◆ **Records to process**
┄┄┄┄┄┄┄┄┄┄┄┄┄┄┄┄┄┄┄┄

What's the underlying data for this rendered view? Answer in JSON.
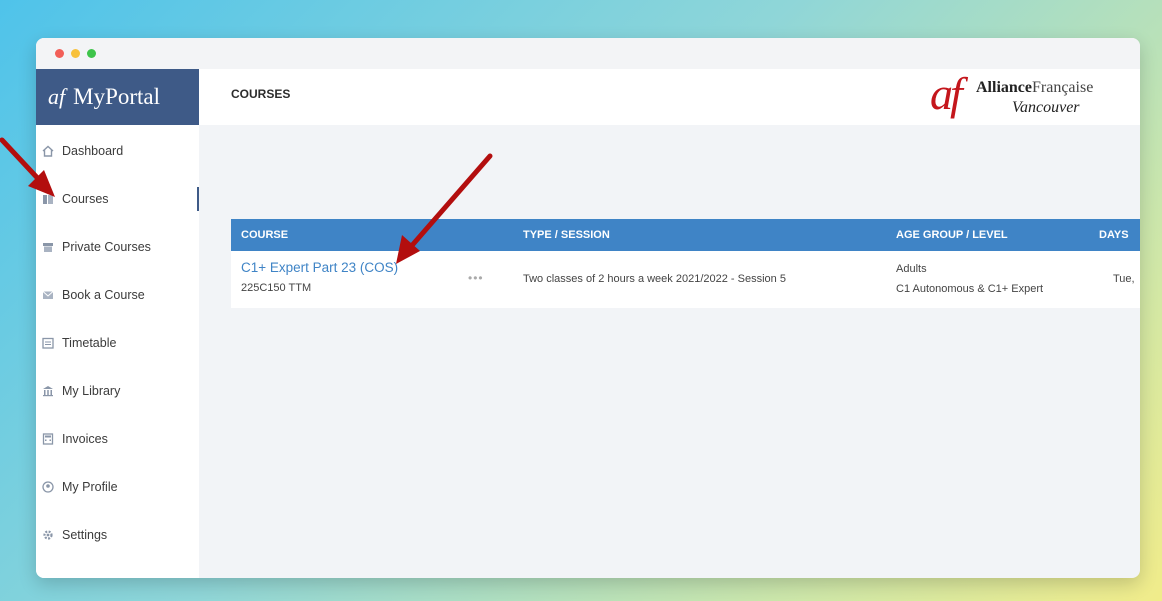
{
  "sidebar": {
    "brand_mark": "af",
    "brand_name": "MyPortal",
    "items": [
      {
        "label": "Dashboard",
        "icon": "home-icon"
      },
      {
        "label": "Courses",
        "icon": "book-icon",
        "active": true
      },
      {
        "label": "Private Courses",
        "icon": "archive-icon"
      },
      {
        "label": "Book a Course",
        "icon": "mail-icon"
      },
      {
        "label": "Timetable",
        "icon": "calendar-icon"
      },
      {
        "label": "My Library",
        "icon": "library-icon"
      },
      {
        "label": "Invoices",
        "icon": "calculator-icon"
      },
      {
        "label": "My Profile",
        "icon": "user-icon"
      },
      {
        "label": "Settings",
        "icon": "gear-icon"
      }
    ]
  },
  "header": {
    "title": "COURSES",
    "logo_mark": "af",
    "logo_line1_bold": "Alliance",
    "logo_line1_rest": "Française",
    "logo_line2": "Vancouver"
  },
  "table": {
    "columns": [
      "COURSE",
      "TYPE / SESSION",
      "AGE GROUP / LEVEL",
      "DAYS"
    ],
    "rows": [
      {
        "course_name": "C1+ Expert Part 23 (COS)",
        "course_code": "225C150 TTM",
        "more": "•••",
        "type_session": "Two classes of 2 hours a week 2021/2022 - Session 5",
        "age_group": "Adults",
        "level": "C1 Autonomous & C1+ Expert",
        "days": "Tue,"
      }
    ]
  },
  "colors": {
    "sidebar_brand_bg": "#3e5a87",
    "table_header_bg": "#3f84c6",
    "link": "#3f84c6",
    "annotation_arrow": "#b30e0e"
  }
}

┄┄┄┄┄┄┄┄┄┄┄┄┄┄┄┄┄┄┄┄

◆ **Given exercise**
Show every line in the entries where the string "icon" occurs.

◆ **Written response**
        "icon": "home-icon"
        "icon": "book-icon",
        "icon": "archive-icon"
        "icon": "mail-icon"
        "icon": "calendar-icon"
        "icon": "library-icon"
        "icon": "calculator-icon"
        "icon": "user-icon"
        "icon": "gear-icon"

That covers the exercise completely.